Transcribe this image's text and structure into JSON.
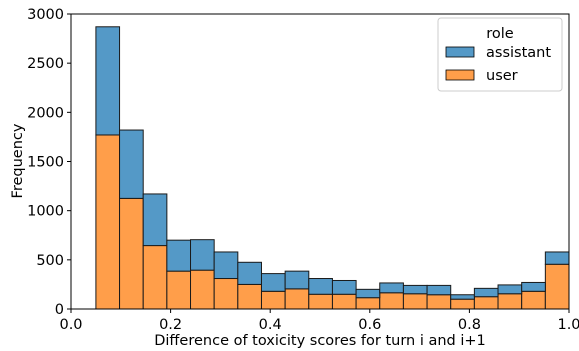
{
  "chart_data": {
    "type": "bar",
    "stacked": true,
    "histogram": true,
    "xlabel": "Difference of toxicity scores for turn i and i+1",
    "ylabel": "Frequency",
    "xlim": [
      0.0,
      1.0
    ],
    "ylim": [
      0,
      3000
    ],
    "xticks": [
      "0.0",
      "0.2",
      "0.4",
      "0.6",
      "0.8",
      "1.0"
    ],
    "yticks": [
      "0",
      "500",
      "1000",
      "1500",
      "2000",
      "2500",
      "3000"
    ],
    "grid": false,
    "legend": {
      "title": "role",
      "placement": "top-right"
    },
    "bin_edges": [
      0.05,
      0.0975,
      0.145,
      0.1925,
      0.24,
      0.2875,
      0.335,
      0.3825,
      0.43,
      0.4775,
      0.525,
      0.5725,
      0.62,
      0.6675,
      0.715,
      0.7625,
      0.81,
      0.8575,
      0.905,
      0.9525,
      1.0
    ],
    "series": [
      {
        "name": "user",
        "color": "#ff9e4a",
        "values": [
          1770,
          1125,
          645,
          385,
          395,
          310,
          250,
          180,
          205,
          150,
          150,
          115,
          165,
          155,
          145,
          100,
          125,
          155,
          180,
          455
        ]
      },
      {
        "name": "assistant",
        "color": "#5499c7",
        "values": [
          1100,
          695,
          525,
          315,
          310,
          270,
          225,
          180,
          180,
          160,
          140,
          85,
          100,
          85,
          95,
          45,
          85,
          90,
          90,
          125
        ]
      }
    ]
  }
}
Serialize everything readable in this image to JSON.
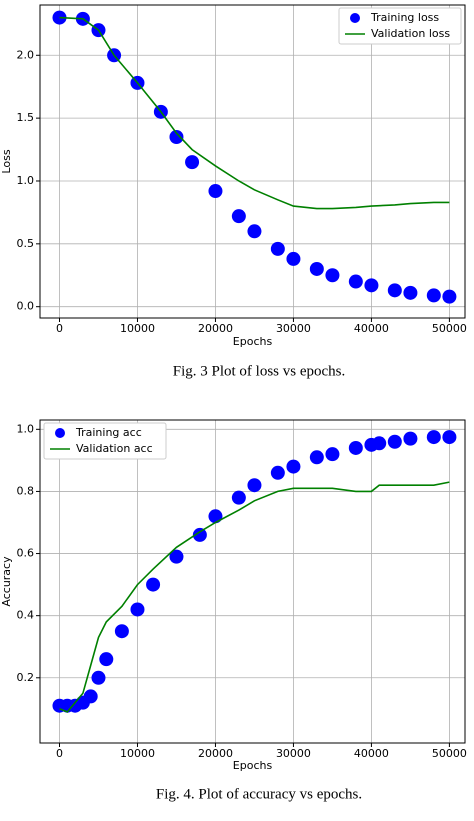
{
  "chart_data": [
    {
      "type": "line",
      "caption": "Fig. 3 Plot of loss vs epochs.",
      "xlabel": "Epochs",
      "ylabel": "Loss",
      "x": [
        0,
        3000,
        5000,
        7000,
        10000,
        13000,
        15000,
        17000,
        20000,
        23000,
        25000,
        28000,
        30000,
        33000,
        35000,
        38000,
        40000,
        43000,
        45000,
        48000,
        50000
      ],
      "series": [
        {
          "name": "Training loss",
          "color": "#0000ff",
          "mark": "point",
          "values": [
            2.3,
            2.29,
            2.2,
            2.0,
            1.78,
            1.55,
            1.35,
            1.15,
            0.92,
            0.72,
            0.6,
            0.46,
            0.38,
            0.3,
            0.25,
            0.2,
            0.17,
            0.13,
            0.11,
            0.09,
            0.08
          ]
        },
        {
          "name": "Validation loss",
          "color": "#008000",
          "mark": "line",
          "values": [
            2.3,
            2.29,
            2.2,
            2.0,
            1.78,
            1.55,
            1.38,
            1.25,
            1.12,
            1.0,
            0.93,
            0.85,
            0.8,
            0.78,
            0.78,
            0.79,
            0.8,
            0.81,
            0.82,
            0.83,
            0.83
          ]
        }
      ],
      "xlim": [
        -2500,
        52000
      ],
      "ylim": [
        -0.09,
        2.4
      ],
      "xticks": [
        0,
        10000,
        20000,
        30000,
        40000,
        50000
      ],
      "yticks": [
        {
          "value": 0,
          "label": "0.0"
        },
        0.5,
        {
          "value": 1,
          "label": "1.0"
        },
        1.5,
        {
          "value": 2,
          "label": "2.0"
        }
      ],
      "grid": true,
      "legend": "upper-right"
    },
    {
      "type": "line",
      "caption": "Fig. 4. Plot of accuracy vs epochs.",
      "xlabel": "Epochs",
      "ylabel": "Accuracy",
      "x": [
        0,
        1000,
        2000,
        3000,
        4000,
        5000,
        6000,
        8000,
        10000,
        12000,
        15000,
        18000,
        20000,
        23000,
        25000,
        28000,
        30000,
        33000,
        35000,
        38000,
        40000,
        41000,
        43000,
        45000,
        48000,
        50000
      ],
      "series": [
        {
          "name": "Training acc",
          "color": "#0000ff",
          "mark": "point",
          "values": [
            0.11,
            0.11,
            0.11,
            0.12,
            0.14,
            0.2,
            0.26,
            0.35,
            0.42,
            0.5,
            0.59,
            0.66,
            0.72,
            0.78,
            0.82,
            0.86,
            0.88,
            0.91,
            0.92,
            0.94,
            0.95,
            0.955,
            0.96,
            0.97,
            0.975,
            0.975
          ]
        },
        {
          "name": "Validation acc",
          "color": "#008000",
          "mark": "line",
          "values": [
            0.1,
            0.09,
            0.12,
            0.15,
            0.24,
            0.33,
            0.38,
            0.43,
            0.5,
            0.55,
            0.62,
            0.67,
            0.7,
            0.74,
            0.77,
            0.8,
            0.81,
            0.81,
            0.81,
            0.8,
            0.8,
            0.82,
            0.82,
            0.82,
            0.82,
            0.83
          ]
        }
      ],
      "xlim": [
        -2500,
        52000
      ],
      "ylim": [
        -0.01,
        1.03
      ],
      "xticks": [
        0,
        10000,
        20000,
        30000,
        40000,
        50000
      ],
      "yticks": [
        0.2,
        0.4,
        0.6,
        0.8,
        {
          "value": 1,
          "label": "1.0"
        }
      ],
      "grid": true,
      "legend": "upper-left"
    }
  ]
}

────────────────────────────────────────

Which lines hold the word "ylabel"? Show each one.

OUTPUT FOR THIS EXERCISE:
    "ylabel": "Frequency",
      "ylabel": "Loss",
      "ylabel": "Accuracy",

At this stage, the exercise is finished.